# [Work to complete]
Determine how many lines in these records hold "Light". Only the number is wanted.

— begin Recorded information —

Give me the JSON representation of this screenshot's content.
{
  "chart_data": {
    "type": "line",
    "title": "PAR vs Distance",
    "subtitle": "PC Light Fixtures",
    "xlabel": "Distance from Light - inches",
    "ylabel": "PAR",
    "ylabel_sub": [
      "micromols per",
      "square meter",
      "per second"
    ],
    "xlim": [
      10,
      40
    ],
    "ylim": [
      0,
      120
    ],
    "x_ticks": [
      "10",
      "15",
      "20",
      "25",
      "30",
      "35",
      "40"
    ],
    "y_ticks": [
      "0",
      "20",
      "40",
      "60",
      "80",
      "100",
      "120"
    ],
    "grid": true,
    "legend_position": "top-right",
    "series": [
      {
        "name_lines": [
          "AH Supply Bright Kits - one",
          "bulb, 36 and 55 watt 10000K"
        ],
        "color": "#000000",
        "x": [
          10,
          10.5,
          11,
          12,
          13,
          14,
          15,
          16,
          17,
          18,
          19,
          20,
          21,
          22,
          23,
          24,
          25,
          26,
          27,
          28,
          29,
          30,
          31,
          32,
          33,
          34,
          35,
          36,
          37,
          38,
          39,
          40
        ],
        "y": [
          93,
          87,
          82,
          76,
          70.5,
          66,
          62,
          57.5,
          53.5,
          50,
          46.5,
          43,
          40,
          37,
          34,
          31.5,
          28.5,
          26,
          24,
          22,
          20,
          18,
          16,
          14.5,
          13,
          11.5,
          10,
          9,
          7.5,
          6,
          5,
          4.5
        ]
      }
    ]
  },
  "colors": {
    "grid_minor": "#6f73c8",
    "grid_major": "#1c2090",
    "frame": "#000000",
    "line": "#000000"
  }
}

— end Recorded information —

# [Task answer]
2